WHAT THE EXERCISE ASKS: Carry none of the pictures over; set down the material below exactly.

━━━━━ DATA PROVIDED

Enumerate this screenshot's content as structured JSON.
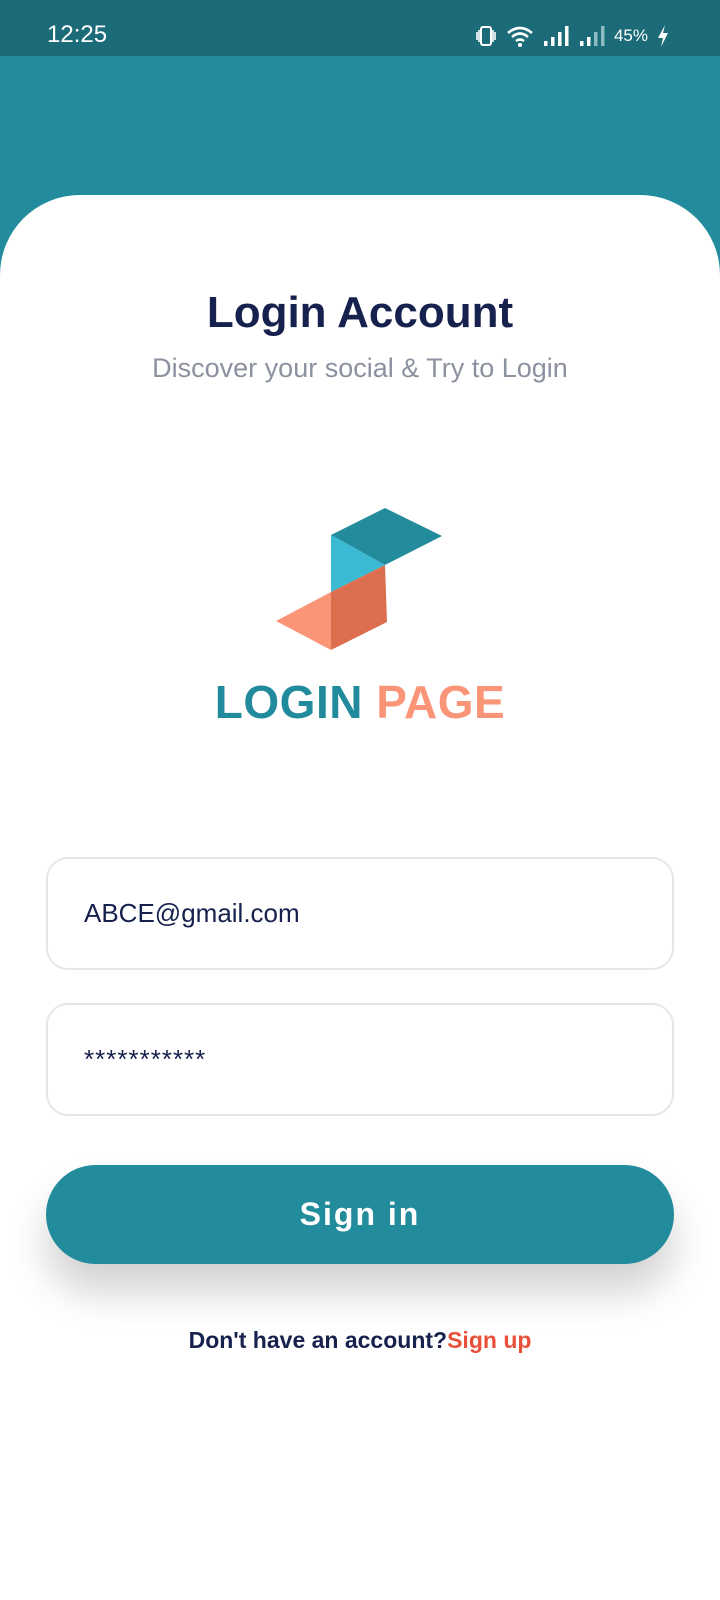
{
  "status_bar": {
    "time": "12:25",
    "icons": [
      "vibrate-icon",
      "wifi-icon",
      "signal-icon",
      "signal-weak-icon",
      "charging-icon"
    ],
    "battery": "45%"
  },
  "header": {
    "title": "Login Account",
    "subtitle": "Discover your social & Try to Login"
  },
  "logo": {
    "word_1": "LOGIN",
    "word_2": "PAGE"
  },
  "form": {
    "email_value": "ABCE@gmail.com",
    "password_value": "***********",
    "signin_label": "Sign in"
  },
  "footer": {
    "prompt": "Don't have an account?",
    "link": "Sign up"
  },
  "colors": {
    "primary": "#228b9c",
    "status_bar": "#1c6b78",
    "accent_orange": "#fa9677",
    "link_red": "#e8503a",
    "text_dark": "#17214d",
    "text_muted": "#8c91a0"
  }
}
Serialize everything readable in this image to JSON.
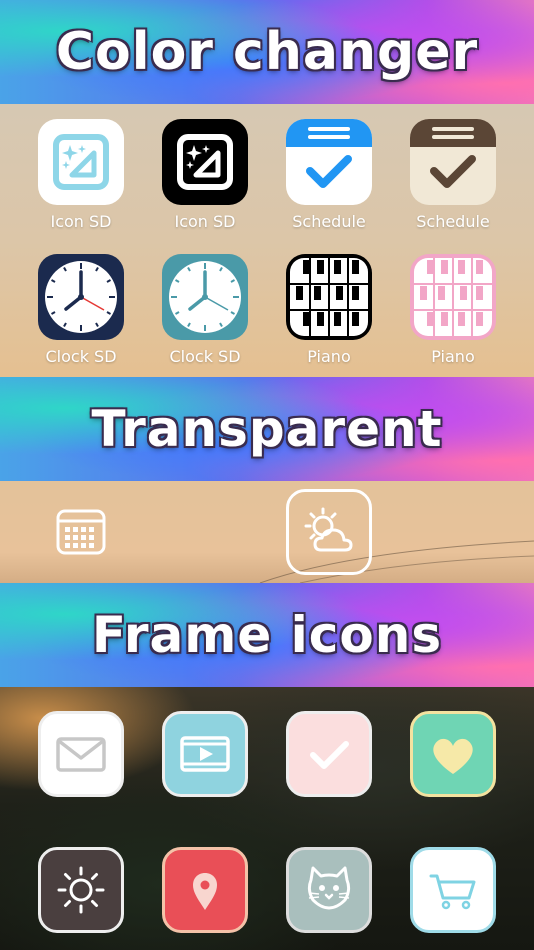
{
  "banners": {
    "color_changer": "Color changer",
    "transparent": "Transparent",
    "frame_icons": "Frame icons"
  },
  "color_changer_apps": [
    {
      "label": "Icon SD",
      "icon": "icon-sd-light-icon",
      "color": "#ffffff"
    },
    {
      "label": "Icon SD",
      "icon": "icon-sd-dark-icon",
      "color": "#000000"
    },
    {
      "label": "Schedule",
      "icon": "schedule-blue-icon",
      "color": "#2196f3"
    },
    {
      "label": "Schedule",
      "icon": "schedule-brown-icon",
      "color": "#5b4636"
    },
    {
      "label": "Clock SD",
      "icon": "clock-navy-icon",
      "color": "#1b2a4e"
    },
    {
      "label": "Clock SD",
      "icon": "clock-teal-icon",
      "color": "#4a9aa8"
    },
    {
      "label": "Piano",
      "icon": "piano-black-icon",
      "color": "#000000"
    },
    {
      "label": "Piano",
      "icon": "piano-pink-icon",
      "color": "#f2a6c7"
    }
  ],
  "transparent_icons": [
    {
      "icon": "calendar-outline-icon"
    },
    {
      "icon": "weather-partly-cloudy-icon"
    }
  ],
  "frame_icons": [
    {
      "icon": "mail-icon",
      "color": "#ffffff"
    },
    {
      "icon": "video-play-icon",
      "color": "#8fd3df"
    },
    {
      "icon": "checkmark-icon",
      "color": "#fbdede"
    },
    {
      "icon": "heart-icon",
      "color": "#6fd5b4"
    },
    {
      "icon": "sun-icon",
      "color": "#4a3f3f"
    },
    {
      "icon": "map-pin-icon",
      "color": "#e94f57"
    },
    {
      "icon": "cat-icon",
      "color": "#a9bfbd"
    },
    {
      "icon": "shopping-cart-icon",
      "color": "#ffffff"
    }
  ]
}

━━━━━━━━━━

RESPONSE BELOW:
Enumerate this screenshot's content as structured JSON.
{
  "status_bar": {
    "time": "12:25",
    "icons": [
      "vibrate-icon",
      "wifi-icon",
      "signal-icon",
      "signal-weak-icon",
      "charging-icon"
    ],
    "battery": "45%"
  },
  "header": {
    "title": "Login Account",
    "subtitle": "Discover your social & Try to Login"
  },
  "logo": {
    "word_1": "LOGIN",
    "word_2": "PAGE"
  },
  "form": {
    "email_value": "ABCE@gmail.com",
    "password_value": "***********",
    "signin_label": "Sign in"
  },
  "footer": {
    "prompt": "Don't have an account?",
    "link": "Sign up"
  },
  "colors": {
    "primary": "#228b9c",
    "status_bar": "#1c6b78",
    "accent_orange": "#fa9677",
    "link_red": "#e8503a",
    "text_dark": "#17214d",
    "text_muted": "#8c91a0"
  }
}
Serialize everything readable in this image to JSON.
{
  "banners": {
    "color_changer": "Color changer",
    "transparent": "Transparent",
    "frame_icons": "Frame icons"
  },
  "color_changer_apps": [
    {
      "label": "Icon SD",
      "icon": "icon-sd-light-icon",
      "color": "#ffffff"
    },
    {
      "label": "Icon SD",
      "icon": "icon-sd-dark-icon",
      "color": "#000000"
    },
    {
      "label": "Schedule",
      "icon": "schedule-blue-icon",
      "color": "#2196f3"
    },
    {
      "label": "Schedule",
      "icon": "schedule-brown-icon",
      "color": "#5b4636"
    },
    {
      "label": "Clock SD",
      "icon": "clock-navy-icon",
      "color": "#1b2a4e"
    },
    {
      "label": "Clock SD",
      "icon": "clock-teal-icon",
      "color": "#4a9aa8"
    },
    {
      "label": "Piano",
      "icon": "piano-black-icon",
      "color": "#000000"
    },
    {
      "label": "Piano",
      "icon": "piano-pink-icon",
      "color": "#f2a6c7"
    }
  ],
  "transparent_icons": [
    {
      "icon": "calendar-outline-icon"
    },
    {
      "icon": "weather-partly-cloudy-icon"
    }
  ],
  "frame_icons": [
    {
      "icon": "mail-icon",
      "color": "#ffffff"
    },
    {
      "icon": "video-play-icon",
      "color": "#8fd3df"
    },
    {
      "icon": "checkmark-icon",
      "color": "#fbdede"
    },
    {
      "icon": "heart-icon",
      "color": "#6fd5b4"
    },
    {
      "icon": "sun-icon",
      "color": "#4a3f3f"
    },
    {
      "icon": "map-pin-icon",
      "color": "#e94f57"
    },
    {
      "icon": "cat-icon",
      "color": "#a9bfbd"
    },
    {
      "icon": "shopping-cart-icon",
      "color": "#ffffff"
    }
  ]
}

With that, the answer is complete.